DATA SUPPLIED ::
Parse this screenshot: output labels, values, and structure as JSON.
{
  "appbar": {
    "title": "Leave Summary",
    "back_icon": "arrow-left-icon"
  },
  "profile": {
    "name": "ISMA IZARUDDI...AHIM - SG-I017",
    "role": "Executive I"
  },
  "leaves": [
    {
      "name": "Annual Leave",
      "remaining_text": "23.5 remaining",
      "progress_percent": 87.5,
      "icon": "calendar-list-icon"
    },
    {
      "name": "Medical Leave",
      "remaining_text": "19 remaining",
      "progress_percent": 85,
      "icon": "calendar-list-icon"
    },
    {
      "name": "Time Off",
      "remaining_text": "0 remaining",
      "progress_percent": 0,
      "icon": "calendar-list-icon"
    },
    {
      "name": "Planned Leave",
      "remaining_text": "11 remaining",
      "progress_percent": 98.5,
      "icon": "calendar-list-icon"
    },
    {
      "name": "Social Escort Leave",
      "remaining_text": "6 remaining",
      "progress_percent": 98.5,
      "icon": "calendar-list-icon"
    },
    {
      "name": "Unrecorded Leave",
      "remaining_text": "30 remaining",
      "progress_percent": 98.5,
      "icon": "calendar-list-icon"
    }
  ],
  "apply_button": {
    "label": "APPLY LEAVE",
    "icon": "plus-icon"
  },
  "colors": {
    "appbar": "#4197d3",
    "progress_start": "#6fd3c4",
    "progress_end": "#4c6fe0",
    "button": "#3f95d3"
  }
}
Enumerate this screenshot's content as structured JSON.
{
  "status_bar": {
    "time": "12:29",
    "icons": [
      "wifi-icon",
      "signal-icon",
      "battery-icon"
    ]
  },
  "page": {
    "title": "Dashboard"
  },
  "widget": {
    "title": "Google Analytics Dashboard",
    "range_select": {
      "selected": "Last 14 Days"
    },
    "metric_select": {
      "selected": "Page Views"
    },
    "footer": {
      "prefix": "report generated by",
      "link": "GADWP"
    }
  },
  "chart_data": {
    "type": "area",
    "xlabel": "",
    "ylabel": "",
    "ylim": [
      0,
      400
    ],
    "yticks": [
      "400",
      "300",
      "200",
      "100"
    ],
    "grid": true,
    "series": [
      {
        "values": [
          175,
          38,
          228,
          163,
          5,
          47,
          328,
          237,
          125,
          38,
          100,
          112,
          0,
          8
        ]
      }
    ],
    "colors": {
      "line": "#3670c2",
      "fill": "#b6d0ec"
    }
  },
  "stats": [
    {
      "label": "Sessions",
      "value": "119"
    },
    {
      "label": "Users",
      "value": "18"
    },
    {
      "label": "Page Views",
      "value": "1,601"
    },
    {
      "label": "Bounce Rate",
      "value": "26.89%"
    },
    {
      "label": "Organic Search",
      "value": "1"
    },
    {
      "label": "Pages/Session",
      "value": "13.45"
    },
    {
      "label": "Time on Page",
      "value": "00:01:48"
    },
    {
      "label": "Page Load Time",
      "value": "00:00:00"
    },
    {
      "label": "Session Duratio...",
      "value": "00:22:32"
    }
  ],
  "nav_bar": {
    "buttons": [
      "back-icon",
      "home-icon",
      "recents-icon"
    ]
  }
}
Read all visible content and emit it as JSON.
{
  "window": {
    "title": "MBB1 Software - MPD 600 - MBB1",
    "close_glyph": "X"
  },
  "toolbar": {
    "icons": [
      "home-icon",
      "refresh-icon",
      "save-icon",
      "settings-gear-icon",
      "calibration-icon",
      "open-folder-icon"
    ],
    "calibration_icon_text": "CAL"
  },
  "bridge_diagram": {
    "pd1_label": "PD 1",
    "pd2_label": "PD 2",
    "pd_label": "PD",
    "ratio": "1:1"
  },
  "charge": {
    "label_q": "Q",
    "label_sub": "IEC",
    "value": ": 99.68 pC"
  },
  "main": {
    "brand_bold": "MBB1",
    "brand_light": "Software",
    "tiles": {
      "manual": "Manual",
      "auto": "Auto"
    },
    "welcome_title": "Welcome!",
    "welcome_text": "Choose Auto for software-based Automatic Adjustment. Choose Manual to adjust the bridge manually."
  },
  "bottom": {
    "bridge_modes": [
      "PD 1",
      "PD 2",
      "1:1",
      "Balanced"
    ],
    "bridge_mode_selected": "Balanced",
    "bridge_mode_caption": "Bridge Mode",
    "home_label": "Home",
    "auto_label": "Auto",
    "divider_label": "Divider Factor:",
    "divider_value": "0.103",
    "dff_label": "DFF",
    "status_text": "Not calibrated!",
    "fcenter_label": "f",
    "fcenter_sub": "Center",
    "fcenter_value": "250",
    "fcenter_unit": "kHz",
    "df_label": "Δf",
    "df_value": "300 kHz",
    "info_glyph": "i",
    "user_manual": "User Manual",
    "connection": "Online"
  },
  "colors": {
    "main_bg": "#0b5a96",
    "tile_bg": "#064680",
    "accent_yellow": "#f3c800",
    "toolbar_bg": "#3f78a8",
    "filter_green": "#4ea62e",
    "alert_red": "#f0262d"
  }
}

EXERCISE GOAL :: Copy each record from above exactly, and include every line.

TASK SOLUTION ::
Parse this screenshot: output labels, values, and structure as JSON.
{
  "appbar": {
    "title": "Leave Summary",
    "back_icon": "arrow-left-icon"
  },
  "profile": {
    "name": "ISMA IZARUDDI...AHIM - SG-I017",
    "role": "Executive I"
  },
  "leaves": [
    {
      "name": "Annual Leave",
      "remaining_text": "23.5 remaining",
      "progress_percent": 87.5,
      "icon": "calendar-list-icon"
    },
    {
      "name": "Medical Leave",
      "remaining_text": "19 remaining",
      "progress_percent": 85,
      "icon": "calendar-list-icon"
    },
    {
      "name": "Time Off",
      "remaining_text": "0 remaining",
      "progress_percent": 0,
      "icon": "calendar-list-icon"
    },
    {
      "name": "Planned Leave",
      "remaining_text": "11 remaining",
      "progress_percent": 98.5,
      "icon": "calendar-list-icon"
    },
    {
      "name": "Social Escort Leave",
      "remaining_text": "6 remaining",
      "progress_percent": 98.5,
      "icon": "calendar-list-icon"
    },
    {
      "name": "Unrecorded Leave",
      "remaining_text": "30 remaining",
      "progress_percent": 98.5,
      "icon": "calendar-list-icon"
    }
  ],
  "apply_button": {
    "label": "APPLY LEAVE",
    "icon": "plus-icon"
  },
  "colors": {
    "appbar": "#4197d3",
    "progress_start": "#6fd3c4",
    "progress_end": "#4c6fe0",
    "button": "#3f95d3"
  }
}
Enumerate this screenshot's content as structured JSON.
{
  "status_bar": {
    "time": "12:29",
    "icons": [
      "wifi-icon",
      "signal-icon",
      "battery-icon"
    ]
  },
  "page": {
    "title": "Dashboard"
  },
  "widget": {
    "title": "Google Analytics Dashboard",
    "range_select": {
      "selected": "Last 14 Days"
    },
    "metric_select": {
      "selected": "Page Views"
    },
    "footer": {
      "prefix": "report generated by",
      "link": "GADWP"
    }
  },
  "chart_data": {
    "type": "area",
    "xlabel": "",
    "ylabel": "",
    "ylim": [
      0,
      400
    ],
    "yticks": [
      "400",
      "300",
      "200",
      "100"
    ],
    "grid": true,
    "series": [
      {
        "values": [
          175,
          38,
          228,
          163,
          5,
          47,
          328,
          237,
          125,
          38,
          100,
          112,
          0,
          8
        ]
      }
    ],
    "colors": {
      "line": "#3670c2",
      "fill": "#b6d0ec"
    }
  },
  "stats": [
    {
      "label": "Sessions",
      "value": "119"
    },
    {
      "label": "Users",
      "value": "18"
    },
    {
      "label": "Page Views",
      "value": "1,601"
    },
    {
      "label": "Bounce Rate",
      "value": "26.89%"
    },
    {
      "label": "Organic Search",
      "value": "1"
    },
    {
      "label": "Pages/Session",
      "value": "13.45"
    },
    {
      "label": "Time on Page",
      "value": "00:01:48"
    },
    {
      "label": "Page Load Time",
      "value": "00:00:00"
    },
    {
      "label": "Session Duratio...",
      "value": "00:22:32"
    }
  ],
  "nav_bar": {
    "buttons": [
      "back-icon",
      "home-icon",
      "recents-icon"
    ]
  }
}
Read all visible content and emit it as JSON.
{
  "window": {
    "title": "MBB1 Software - MPD 600 - MBB1",
    "close_glyph": "X"
  },
  "toolbar": {
    "icons": [
      "home-icon",
      "refresh-icon",
      "save-icon",
      "settings-gear-icon",
      "calibration-icon",
      "open-folder-icon"
    ],
    "calibration_icon_text": "CAL"
  },
  "bridge_diagram": {
    "pd1_label": "PD 1",
    "pd2_label": "PD 2",
    "pd_label": "PD",
    "ratio": "1:1"
  },
  "charge": {
    "label_q": "Q",
    "label_sub": "IEC",
    "value": ": 99.68 pC"
  },
  "main": {
    "brand_bold": "MBB1",
    "brand_light": "Software",
    "tiles": {
      "manual": "Manual",
      "auto": "Auto"
    },
    "welcome_title": "Welcome!",
    "welcome_text": "Choose Auto for software-based Automatic Adjustment. Choose Manual to adjust the bridge manually."
  },
  "bottom": {
    "bridge_modes": [
      "PD 1",
      "PD 2",
      "1:1",
      "Balanced"
    ],
    "bridge_mode_selected": "Balanced",
    "bridge_mode_caption": "Bridge Mode",
    "home_label": "Home",
    "auto_label": "Auto",
    "divider_label": "Divider Factor:",
    "divider_value": "0.103",
    "dff_label": "DFF",
    "status_text": "Not calibrated!",
    "fcenter_label": "f",
    "fcenter_sub": "Center",
    "fcenter_value": "250",
    "fcenter_unit": "kHz",
    "df_label": "Δf",
    "df_value": "300 kHz",
    "info_glyph": "i",
    "user_manual": "User Manual",
    "connection": "Online"
  },
  "colors": {
    "main_bg": "#0b5a96",
    "tile_bg": "#064680",
    "accent_yellow": "#f3c800",
    "toolbar_bg": "#3f78a8",
    "filter_green": "#4ea62e",
    "alert_red": "#f0262d"
  }
}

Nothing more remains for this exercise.